» **Exercise instructions**
Check each line of the records below and collect those holding "beberapa".

━━━ Supplied records ━━━

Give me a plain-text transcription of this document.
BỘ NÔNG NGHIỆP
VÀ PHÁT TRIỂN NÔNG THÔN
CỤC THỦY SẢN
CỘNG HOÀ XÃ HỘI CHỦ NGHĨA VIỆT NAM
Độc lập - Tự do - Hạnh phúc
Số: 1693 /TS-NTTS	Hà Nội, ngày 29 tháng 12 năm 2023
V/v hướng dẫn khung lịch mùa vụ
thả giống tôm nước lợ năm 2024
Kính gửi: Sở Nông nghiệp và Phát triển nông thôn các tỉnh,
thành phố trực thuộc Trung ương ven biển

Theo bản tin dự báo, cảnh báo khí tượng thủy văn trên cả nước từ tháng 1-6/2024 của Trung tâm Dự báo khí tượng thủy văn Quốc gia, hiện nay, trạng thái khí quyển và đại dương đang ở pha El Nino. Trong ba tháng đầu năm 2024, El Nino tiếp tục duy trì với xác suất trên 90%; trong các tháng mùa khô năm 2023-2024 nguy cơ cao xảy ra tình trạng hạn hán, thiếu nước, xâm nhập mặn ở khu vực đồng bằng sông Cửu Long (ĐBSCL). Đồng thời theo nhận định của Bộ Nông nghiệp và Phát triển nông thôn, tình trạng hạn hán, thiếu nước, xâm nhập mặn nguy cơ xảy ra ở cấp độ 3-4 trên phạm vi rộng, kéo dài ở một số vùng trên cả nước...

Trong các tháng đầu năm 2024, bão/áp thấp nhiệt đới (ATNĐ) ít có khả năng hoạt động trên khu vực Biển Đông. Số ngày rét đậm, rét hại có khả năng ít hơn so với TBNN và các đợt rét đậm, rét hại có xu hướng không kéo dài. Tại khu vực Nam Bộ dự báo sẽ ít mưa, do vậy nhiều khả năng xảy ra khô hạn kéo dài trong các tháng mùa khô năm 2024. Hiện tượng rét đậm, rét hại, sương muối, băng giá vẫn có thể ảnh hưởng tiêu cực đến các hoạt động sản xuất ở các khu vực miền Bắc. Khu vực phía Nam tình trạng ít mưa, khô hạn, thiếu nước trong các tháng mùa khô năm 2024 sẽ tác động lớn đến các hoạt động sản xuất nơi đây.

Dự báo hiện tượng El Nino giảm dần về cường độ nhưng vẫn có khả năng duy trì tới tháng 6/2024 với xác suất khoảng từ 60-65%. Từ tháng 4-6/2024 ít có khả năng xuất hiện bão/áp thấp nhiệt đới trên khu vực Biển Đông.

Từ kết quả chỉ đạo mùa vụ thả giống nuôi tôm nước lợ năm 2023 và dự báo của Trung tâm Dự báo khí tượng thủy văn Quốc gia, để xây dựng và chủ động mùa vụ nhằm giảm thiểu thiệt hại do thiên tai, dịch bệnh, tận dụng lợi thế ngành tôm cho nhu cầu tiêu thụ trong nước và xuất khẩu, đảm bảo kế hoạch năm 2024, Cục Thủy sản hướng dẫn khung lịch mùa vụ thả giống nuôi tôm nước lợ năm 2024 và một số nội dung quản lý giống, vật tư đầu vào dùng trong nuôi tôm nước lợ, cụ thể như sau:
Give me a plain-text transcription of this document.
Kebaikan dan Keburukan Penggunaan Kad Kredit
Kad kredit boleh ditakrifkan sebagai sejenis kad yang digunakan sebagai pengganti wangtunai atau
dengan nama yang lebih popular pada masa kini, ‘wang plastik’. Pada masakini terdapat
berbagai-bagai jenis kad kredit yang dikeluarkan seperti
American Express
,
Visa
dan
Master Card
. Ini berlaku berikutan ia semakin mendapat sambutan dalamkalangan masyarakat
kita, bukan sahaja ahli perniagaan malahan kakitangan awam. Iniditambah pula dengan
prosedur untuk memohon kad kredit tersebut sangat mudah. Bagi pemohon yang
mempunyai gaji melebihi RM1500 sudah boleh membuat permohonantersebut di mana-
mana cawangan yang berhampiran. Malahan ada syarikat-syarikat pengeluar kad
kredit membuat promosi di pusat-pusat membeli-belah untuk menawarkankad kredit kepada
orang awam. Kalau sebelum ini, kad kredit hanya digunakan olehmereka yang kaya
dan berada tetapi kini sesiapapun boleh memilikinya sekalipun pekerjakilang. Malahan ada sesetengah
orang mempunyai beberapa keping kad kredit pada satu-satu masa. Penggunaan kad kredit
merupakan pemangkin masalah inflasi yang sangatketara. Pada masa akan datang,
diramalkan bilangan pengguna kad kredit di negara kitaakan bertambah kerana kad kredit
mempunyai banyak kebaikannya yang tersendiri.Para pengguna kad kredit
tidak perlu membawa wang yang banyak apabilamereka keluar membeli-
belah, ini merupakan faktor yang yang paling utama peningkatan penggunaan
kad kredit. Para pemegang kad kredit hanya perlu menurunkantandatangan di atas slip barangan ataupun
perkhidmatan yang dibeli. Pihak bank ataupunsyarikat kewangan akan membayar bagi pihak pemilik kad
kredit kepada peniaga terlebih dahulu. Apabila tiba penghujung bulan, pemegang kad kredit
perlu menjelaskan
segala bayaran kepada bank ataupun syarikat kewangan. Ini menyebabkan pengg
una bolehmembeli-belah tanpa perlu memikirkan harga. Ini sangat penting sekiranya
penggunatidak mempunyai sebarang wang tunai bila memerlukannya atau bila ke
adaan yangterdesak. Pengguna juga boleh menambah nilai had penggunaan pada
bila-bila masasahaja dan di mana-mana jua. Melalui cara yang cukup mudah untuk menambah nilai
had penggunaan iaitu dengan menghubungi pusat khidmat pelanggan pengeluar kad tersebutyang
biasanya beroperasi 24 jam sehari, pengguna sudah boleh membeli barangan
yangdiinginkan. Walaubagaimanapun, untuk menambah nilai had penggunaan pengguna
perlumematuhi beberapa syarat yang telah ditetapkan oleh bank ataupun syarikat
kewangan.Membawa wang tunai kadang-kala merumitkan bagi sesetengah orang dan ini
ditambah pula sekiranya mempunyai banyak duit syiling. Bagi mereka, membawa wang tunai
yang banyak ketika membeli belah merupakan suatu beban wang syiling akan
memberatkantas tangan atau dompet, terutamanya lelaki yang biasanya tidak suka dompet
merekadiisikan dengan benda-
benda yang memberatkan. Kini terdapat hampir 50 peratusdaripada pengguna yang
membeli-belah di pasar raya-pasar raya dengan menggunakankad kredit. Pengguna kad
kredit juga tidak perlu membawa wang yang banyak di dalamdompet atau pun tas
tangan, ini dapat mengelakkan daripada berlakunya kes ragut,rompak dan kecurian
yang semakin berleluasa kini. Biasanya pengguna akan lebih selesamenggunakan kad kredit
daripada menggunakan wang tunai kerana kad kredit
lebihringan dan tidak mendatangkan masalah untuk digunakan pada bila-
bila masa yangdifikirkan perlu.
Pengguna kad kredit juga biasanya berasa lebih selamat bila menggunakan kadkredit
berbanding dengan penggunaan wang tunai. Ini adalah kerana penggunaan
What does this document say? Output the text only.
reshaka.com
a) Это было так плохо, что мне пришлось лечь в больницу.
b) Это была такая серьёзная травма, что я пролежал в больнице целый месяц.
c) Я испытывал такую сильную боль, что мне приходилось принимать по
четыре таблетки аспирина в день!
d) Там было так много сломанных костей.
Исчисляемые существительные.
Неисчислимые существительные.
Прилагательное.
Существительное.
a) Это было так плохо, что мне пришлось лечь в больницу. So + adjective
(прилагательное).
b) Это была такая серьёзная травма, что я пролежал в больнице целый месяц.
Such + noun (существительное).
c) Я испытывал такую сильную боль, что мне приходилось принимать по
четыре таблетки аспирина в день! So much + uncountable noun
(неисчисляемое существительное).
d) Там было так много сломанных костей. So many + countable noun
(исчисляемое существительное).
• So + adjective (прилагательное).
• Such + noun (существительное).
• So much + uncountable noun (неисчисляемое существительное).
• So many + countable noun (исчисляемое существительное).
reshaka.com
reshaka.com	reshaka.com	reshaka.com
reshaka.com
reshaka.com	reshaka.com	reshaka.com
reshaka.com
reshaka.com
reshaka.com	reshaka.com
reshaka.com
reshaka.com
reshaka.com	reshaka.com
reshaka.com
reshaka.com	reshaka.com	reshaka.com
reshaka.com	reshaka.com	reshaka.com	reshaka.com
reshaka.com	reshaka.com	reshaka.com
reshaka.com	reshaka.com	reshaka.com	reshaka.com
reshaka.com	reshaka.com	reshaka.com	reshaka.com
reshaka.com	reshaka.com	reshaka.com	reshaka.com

━━━

» **Task output**
orang mempunyai beberapa keping kad kredit pada satu-satu masa. Penggunaan kad kredit
perlumematuhi beberapa syarat yang telah ditetapkan oleh bank ataupun syarikat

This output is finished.